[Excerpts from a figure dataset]
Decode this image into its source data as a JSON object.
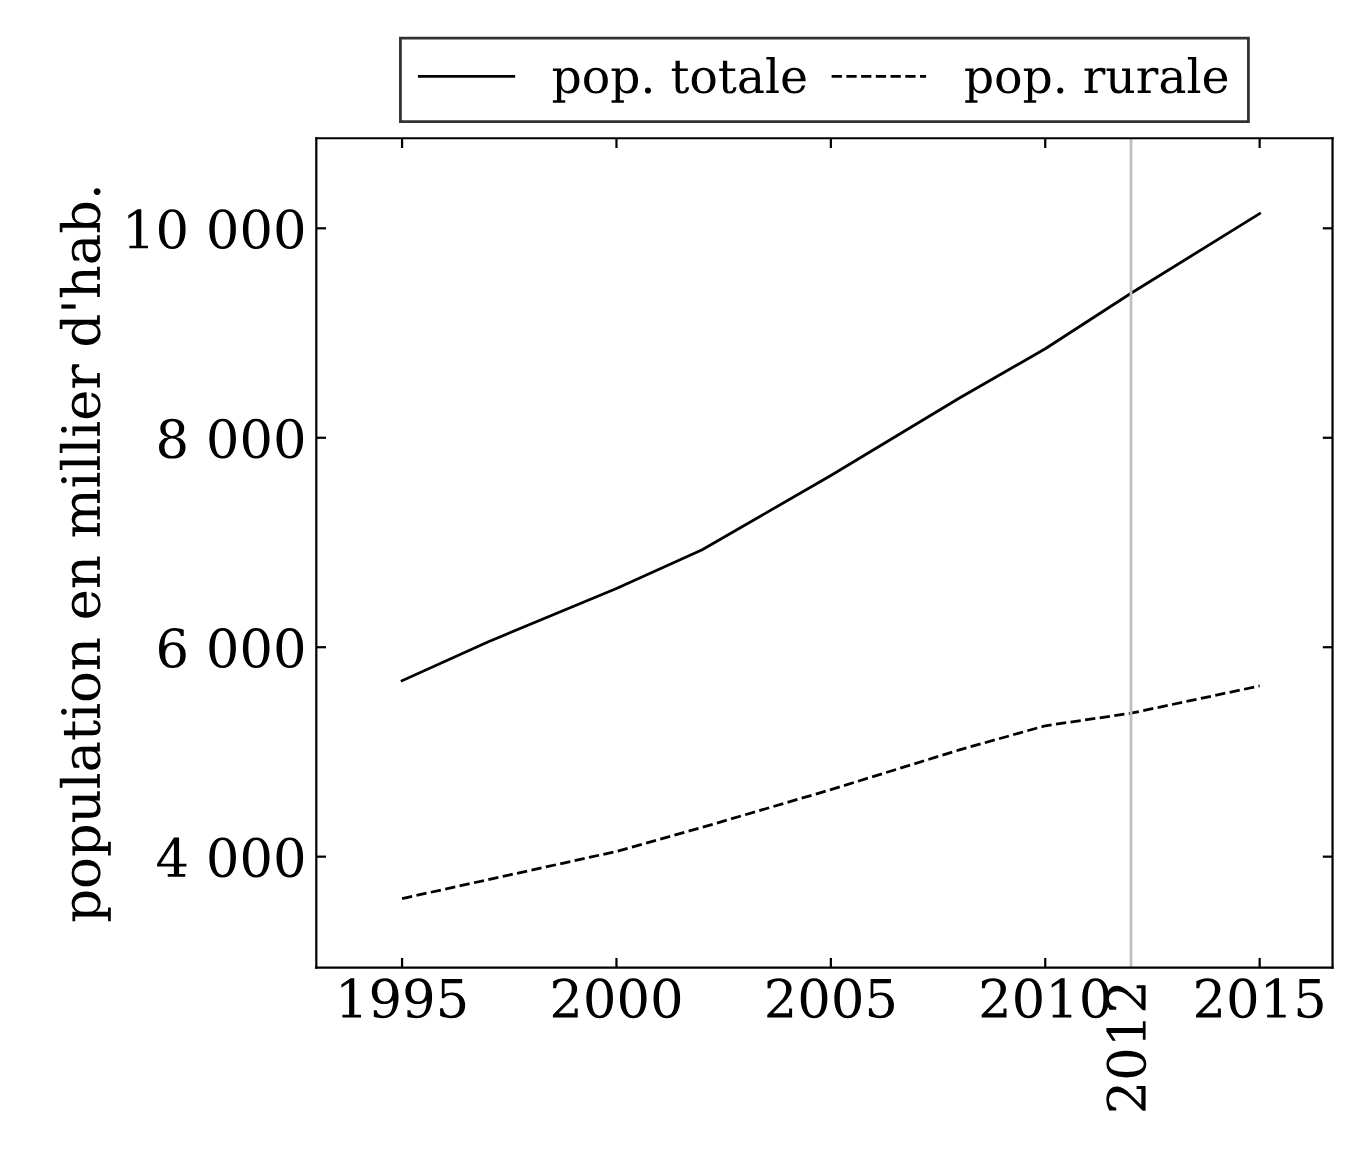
{
  "chart_data": {
    "type": "line",
    "ylabel": "population en millier d'hab.",
    "x": [
      1995,
      1997,
      2000,
      2002,
      2005,
      2008,
      2010,
      2012,
      2015
    ],
    "series": [
      {
        "name": "pop. totale",
        "color": "#000000",
        "line_style": "solid",
        "values": [
          5680,
          6050,
          6560,
          6930,
          7640,
          8380,
          8850,
          9380,
          10140
        ]
      },
      {
        "name": "pop. rurale",
        "color": "#000000",
        "line_style": "dashed",
        "values": [
          3600,
          3780,
          4050,
          4280,
          4640,
          5020,
          5250,
          5370,
          5630
        ]
      }
    ],
    "xlim": [
      1993,
      2016.7
    ],
    "ylim": [
      2940,
      10860
    ],
    "xticks": [
      1995,
      2000,
      2005,
      2010,
      2015
    ],
    "yticks": [
      {
        "value": 4000,
        "label": "4 000"
      },
      {
        "value": 6000,
        "label": "6 000"
      },
      {
        "value": 8000,
        "label": "8 000"
      },
      {
        "value": 10000,
        "label": "10 000"
      }
    ],
    "ref_lines": [
      {
        "axis": "x",
        "value": 2012,
        "label": "2012",
        "color": "#bfbfbf"
      }
    ],
    "legend": "top",
    "grid": false,
    "marker": "none"
  }
}
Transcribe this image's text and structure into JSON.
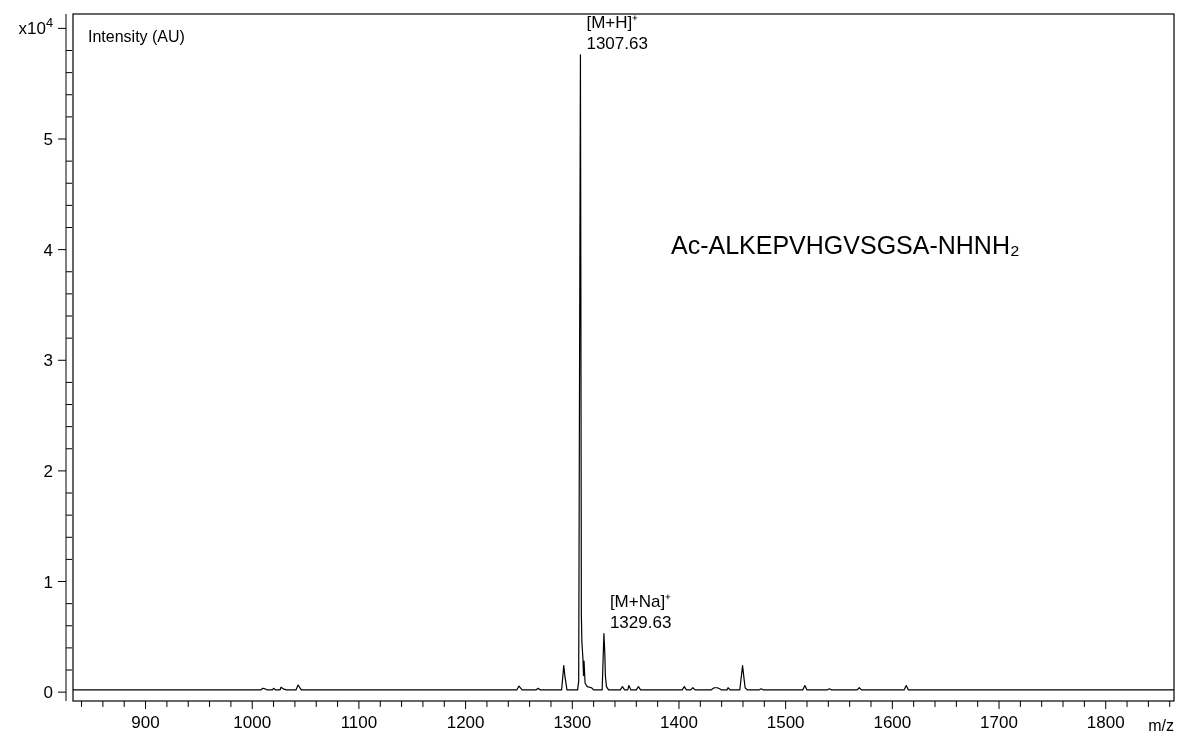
{
  "chart_data": {
    "type": "line",
    "ylabel": "Intensity (AU)",
    "xlabel": "m/z",
    "xlim": [
      832,
      1864
    ],
    "xticks": [
      {
        "value": 840,
        "label": null
      },
      {
        "value": 860,
        "label": null
      },
      {
        "value": 880,
        "label": null
      },
      900,
      {
        "value": 920,
        "label": null
      },
      {
        "value": 940,
        "label": null
      },
      {
        "value": 960,
        "label": null
      },
      {
        "value": 980,
        "label": null
      },
      1000,
      {
        "value": 1020,
        "label": null
      },
      {
        "value": 1040,
        "label": null
      },
      {
        "value": 1060,
        "label": null
      },
      {
        "value": 1080,
        "label": null
      },
      1100,
      {
        "value": 1120,
        "label": null
      },
      {
        "value": 1140,
        "label": null
      },
      {
        "value": 1160,
        "label": null
      },
      {
        "value": 1180,
        "label": null
      },
      1200,
      {
        "value": 1220,
        "label": null
      },
      {
        "value": 1240,
        "label": null
      },
      {
        "value": 1260,
        "label": null
      },
      {
        "value": 1280,
        "label": null
      },
      1300,
      {
        "value": 1320,
        "label": null
      },
      {
        "value": 1340,
        "label": null
      },
      {
        "value": 1360,
        "label": null
      },
      {
        "value": 1380,
        "label": null
      },
      1400,
      {
        "value": 1420,
        "label": null
      },
      {
        "value": 1440,
        "label": null
      },
      {
        "value": 1460,
        "label": null
      },
      {
        "value": 1480,
        "label": null
      },
      1500,
      {
        "value": 1520,
        "label": null
      },
      {
        "value": 1540,
        "label": null
      },
      {
        "value": 1560,
        "label": null
      },
      {
        "value": 1580,
        "label": null
      },
      1600,
      {
        "value": 1620,
        "label": null
      },
      {
        "value": 1640,
        "label": null
      },
      {
        "value": 1660,
        "label": null
      },
      {
        "value": 1680,
        "label": null
      },
      1700,
      {
        "value": 1720,
        "label": null
      },
      {
        "value": 1740,
        "label": null
      },
      {
        "value": 1760,
        "label": null
      },
      {
        "value": 1780,
        "label": null
      },
      1800,
      {
        "value": 1820,
        "label": null
      },
      {
        "value": 1840,
        "label": null
      },
      {
        "value": 1860,
        "label": null
      }
    ],
    "ylim": [
      -0.08,
      6.13
    ],
    "yticks": [
      0,
      {
        "value": 0.2,
        "label": null
      },
      {
        "value": 0.4,
        "label": null
      },
      {
        "value": 0.6,
        "label": null
      },
      {
        "value": 0.8,
        "label": null
      },
      1,
      {
        "value": 1.2,
        "label": null
      },
      {
        "value": 1.4,
        "label": null
      },
      {
        "value": 1.6,
        "label": null
      },
      {
        "value": 1.8,
        "label": null
      },
      2,
      {
        "value": 2.2,
        "label": null
      },
      {
        "value": 2.4,
        "label": null
      },
      {
        "value": 2.6,
        "label": null
      },
      {
        "value": 2.8,
        "label": null
      },
      3,
      {
        "value": 3.2,
        "label": null
      },
      {
        "value": 3.4,
        "label": null
      },
      {
        "value": 3.6,
        "label": null
      },
      {
        "value": 3.8,
        "label": null
      },
      4,
      {
        "value": 4.2,
        "label": null
      },
      {
        "value": 4.4,
        "label": null
      },
      {
        "value": 4.6,
        "label": null
      },
      {
        "value": 4.8,
        "label": null
      },
      5,
      {
        "value": 5.2,
        "label": null
      },
      {
        "value": 5.4,
        "label": null
      },
      {
        "value": 5.6,
        "label": null
      },
      {
        "value": 5.8,
        "label": null
      },
      {
        "value": 6,
        "label": "x10$^{4}$"
      }
    ],
    "grid": false,
    "marker": "none",
    "line_style": "solid",
    "series": [
      {
        "color": "#000000",
        "x": [
          832,
          1008,
          1010,
          1012,
          1014,
          1019,
          1020,
          1022,
          1026,
          1027,
          1029,
          1032,
          1041,
          1043,
          1046,
          1248,
          1250,
          1253,
          1266,
          1268,
          1270,
          1290,
          1292,
          1293,
          1295,
          1305,
          1306,
          1307.63,
          1308,
          1308.5,
          1309,
          1310,
          1310.5,
          1311,
          1312,
          1314,
          1318,
          1320,
          1328,
          1329.63,
          1330.5,
          1331,
          1332,
          1334,
          1345,
          1347,
          1349,
          1352,
          1353,
          1355,
          1360,
          1362,
          1364,
          1380,
          1403,
          1405,
          1407,
          1411,
          1413,
          1415,
          1430,
          1433,
          1436,
          1438,
          1440,
          1445,
          1446,
          1448,
          1457,
          1459.6,
          1461,
          1462,
          1464,
          1475,
          1477,
          1479,
          1516,
          1518,
          1520,
          1539,
          1541,
          1543,
          1567,
          1569,
          1571,
          1611,
          1613,
          1615,
          1864
        ],
        "values": [
          0.02,
          0.02,
          0.035,
          0.03,
          0.02,
          0.02,
          0.035,
          0.02,
          0.02,
          0.045,
          0.03,
          0.02,
          0.02,
          0.065,
          0.02,
          0.02,
          0.055,
          0.02,
          0.02,
          0.035,
          0.02,
          0.02,
          0.24,
          0.15,
          0.02,
          0.02,
          0.1,
          5.76,
          3.86,
          0.7,
          0.45,
          0.3,
          0.15,
          0.28,
          0.08,
          0.05,
          0.04,
          0.02,
          0.02,
          0.53,
          0.35,
          0.15,
          0.05,
          0.02,
          0.02,
          0.05,
          0.02,
          0.02,
          0.06,
          0.02,
          0.02,
          0.05,
          0.02,
          0.02,
          0.02,
          0.05,
          0.02,
          0.02,
          0.04,
          0.02,
          0.02,
          0.04,
          0.04,
          0.03,
          0.02,
          0.02,
          0.04,
          0.02,
          0.02,
          0.24,
          0.12,
          0.04,
          0.02,
          0.02,
          0.03,
          0.02,
          0.02,
          0.06,
          0.02,
          0.02,
          0.03,
          0.02,
          0.02,
          0.04,
          0.02,
          0.02,
          0.06,
          0.02,
          0.02
        ]
      }
    ],
    "annotations": [
      {
        "text": "[M+H]⁺\n1307.63",
        "x": 1307.63,
        "y": 5.76
      },
      {
        "text": "[M+Na]⁺\n1329.63",
        "x": 1329.63,
        "y": 0.53
      },
      "Ac-ALKEPVHGVSGSA-NHNH₂"
    ]
  }
}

**Exercise prompt**.
Copy the records above exactly, omitting every picture.

**Task result**.
Decode this image into its source data as a JSON object.
{
  "chart_data": {
    "type": "line",
    "ylabel": "population en millier d'hab.",
    "x": [
      1995,
      1997,
      2000,
      2002,
      2005,
      2008,
      2010,
      2012,
      2015
    ],
    "series": [
      {
        "name": "pop. totale",
        "color": "#000000",
        "line_style": "solid",
        "values": [
          5680,
          6050,
          6560,
          6930,
          7640,
          8380,
          8850,
          9380,
          10140
        ]
      },
      {
        "name": "pop. rurale",
        "color": "#000000",
        "line_style": "dashed",
        "values": [
          3600,
          3780,
          4050,
          4280,
          4640,
          5020,
          5250,
          5370,
          5630
        ]
      }
    ],
    "xlim": [
      1993,
      2016.7
    ],
    "ylim": [
      2940,
      10860
    ],
    "xticks": [
      1995,
      2000,
      2005,
      2010,
      2015
    ],
    "yticks": [
      {
        "value": 4000,
        "label": "4 000"
      },
      {
        "value": 6000,
        "label": "6 000"
      },
      {
        "value": 8000,
        "label": "8 000"
      },
      {
        "value": 10000,
        "label": "10 000"
      }
    ],
    "ref_lines": [
      {
        "axis": "x",
        "value": 2012,
        "label": "2012",
        "color": "#bfbfbf"
      }
    ],
    "legend": "top",
    "grid": false,
    "marker": "none"
  }
}
Transcribe this image's text and structure into JSON.
{
  "chart_data": {
    "type": "line",
    "ylabel": "Intensity (AU)",
    "xlabel": "m/z",
    "xlim": [
      832,
      1864
    ],
    "xticks": [
      {
        "value": 840,
        "label": null
      },
      {
        "value": 860,
        "label": null
      },
      {
        "value": 880,
        "label": null
      },
      900,
      {
        "value": 920,
        "label": null
      },
      {
        "value": 940,
        "label": null
      },
      {
        "value": 960,
        "label": null
      },
      {
        "value": 980,
        "label": null
      },
      1000,
      {
        "value": 1020,
        "label": null
      },
      {
        "value": 1040,
        "label": null
      },
      {
        "value": 1060,
        "label": null
      },
      {
        "value": 1080,
        "label": null
      },
      1100,
      {
        "value": 1120,
        "label": null
      },
      {
        "value": 1140,
        "label": null
      },
      {
        "value": 1160,
        "label": null
      },
      {
        "value": 1180,
        "label": null
      },
      1200,
      {
        "value": 1220,
        "label": null
      },
      {
        "value": 1240,
        "label": null
      },
      {
        "value": 1260,
        "label": null
      },
      {
        "value": 1280,
        "label": null
      },
      1300,
      {
        "value": 1320,
        "label": null
      },
      {
        "value": 1340,
        "label": null
      },
      {
        "value": 1360,
        "label": null
      },
      {
        "value": 1380,
        "label": null
      },
      1400,
      {
        "value": 1420,
        "label": null
      },
      {
        "value": 1440,
        "label": null
      },
      {
        "value": 1460,
        "label": null
      },
      {
        "value": 1480,
        "label": null
      },
      1500,
      {
        "value": 1520,
        "label": null
      },
      {
        "value": 1540,
        "label": null
      },
      {
        "value": 1560,
        "label": null
      },
      {
        "value": 1580,
        "label": null
      },
      1600,
      {
        "value": 1620,
        "label": null
      },
      {
        "value": 1640,
        "label": null
      },
      {
        "value": 1660,
        "label": null
      },
      {
        "value": 1680,
        "label": null
      },
      1700,
      {
        "value": 1720,
        "label": null
      },
      {
        "value": 1740,
        "label": null
      },
      {
        "value": 1760,
        "label": null
      },
      {
        "value": 1780,
        "label": null
      },
      1800,
      {
        "value": 1820,
        "label": null
      },
      {
        "value": 1840,
        "label": null
      },
      {
        "value": 1860,
        "label": null
      }
    ],
    "ylim": [
      -0.08,
      6.13
    ],
    "yticks": [
      0,
      {
        "value": 0.2,
        "label": null
      },
      {
        "value": 0.4,
        "label": null
      },
      {
        "value": 0.6,
        "label": null
      },
      {
        "value": 0.8,
        "label": null
      },
      1,
      {
        "value": 1.2,
        "label": null
      },
      {
        "value": 1.4,
        "label": null
      },
      {
        "value": 1.6,
        "label": null
      },
      {
        "value": 1.8,
        "label": null
      },
      2,
      {
        "value": 2.2,
        "label": null
      },
      {
        "value": 2.4,
        "label": null
      },
      {
        "value": 2.6,
        "label": null
      },
      {
        "value": 2.8,
        "label": null
      },
      3,
      {
        "value": 3.2,
        "label": null
      },
      {
        "value": 3.4,
        "label": null
      },
      {
        "value": 3.6,
        "label": null
      },
      {
        "value": 3.8,
        "label": null
      },
      4,
      {
        "value": 4.2,
        "label": null
      },
      {
        "value": 4.4,
        "label": null
      },
      {
        "value": 4.6,
        "label": null
      },
      {
        "value": 4.8,
        "label": null
      },
      5,
      {
        "value": 5.2,
        "label": null
      },
      {
        "value": 5.4,
        "label": null
      },
      {
        "value": 5.6,
        "label": null
      },
      {
        "value": 5.8,
        "label": null
      },
      {
        "value": 6,
        "label": "x10$^{4}$"
      }
    ],
    "grid": false,
    "marker": "none",
    "line_style": "solid",
    "series": [
      {
        "color": "#000000",
        "x": [
          832,
          1008,
          1010,
          1012,
          1014,
          1019,
          1020,
          1022,
          1026,
          1027,
          1029,
          1032,
          1041,
          1043,
          1046,
          1248,
          1250,
          1253,
          1266,
          1268,
          1270,
          1290,
          1292,
          1293,
          1295,
          1305,
          1306,
          1307.63,
          1308,
          1308.5,
          1309,
          1310,
          1310.5,
          1311,
          1312,
          1314,
          1318,
          1320,
          1328,
          1329.63,
          1330.5,
          1331,
          1332,
          1334,
          1345,
          1347,
          1349,
          1352,
          1353,
          1355,
          1360,
          1362,
          1364,
          1380,
          1403,
          1405,
          1407,
          1411,
          1413,
          1415,
          1430,
          1433,
          1436,
          1438,
          1440,
          1445,
          1446,
          1448,
          1457,
          1459.6,
          1461,
          1462,
          1464,
          1475,
          1477,
          1479,
          1516,
          1518,
          1520,
          1539,
          1541,
          1543,
          1567,
          1569,
          1571,
          1611,
          1613,
          1615,
          1864
        ],
        "values": [
          0.02,
          0.02,
          0.035,
          0.03,
          0.02,
          0.02,
          0.035,
          0.02,
          0.02,
          0.045,
          0.03,
          0.02,
          0.02,
          0.065,
          0.02,
          0.02,
          0.055,
          0.02,
          0.02,
          0.035,
          0.02,
          0.02,
          0.24,
          0.15,
          0.02,
          0.02,
          0.1,
          5.76,
          3.86,
          0.7,
          0.45,
          0.3,
          0.15,
          0.28,
          0.08,
          0.05,
          0.04,
          0.02,
          0.02,
          0.53,
          0.35,
          0.15,
          0.05,
          0.02,
          0.02,
          0.05,
          0.02,
          0.02,
          0.06,
          0.02,
          0.02,
          0.05,
          0.02,
          0.02,
          0.02,
          0.05,
          0.02,
          0.02,
          0.04,
          0.02,
          0.02,
          0.04,
          0.04,
          0.03,
          0.02,
          0.02,
          0.04,
          0.02,
          0.02,
          0.24,
          0.12,
          0.04,
          0.02,
          0.02,
          0.03,
          0.02,
          0.02,
          0.06,
          0.02,
          0.02,
          0.03,
          0.02,
          0.02,
          0.04,
          0.02,
          0.02,
          0.06,
          0.02,
          0.02
        ]
      }
    ],
    "annotations": [
      {
        "text": "[M+H]⁺\n1307.63",
        "x": 1307.63,
        "y": 5.76
      },
      {
        "text": "[M+Na]⁺\n1329.63",
        "x": 1329.63,
        "y": 0.53
      },
      "Ac-ALKEPVHGVSGSA-NHNH₂"
    ]
  }
}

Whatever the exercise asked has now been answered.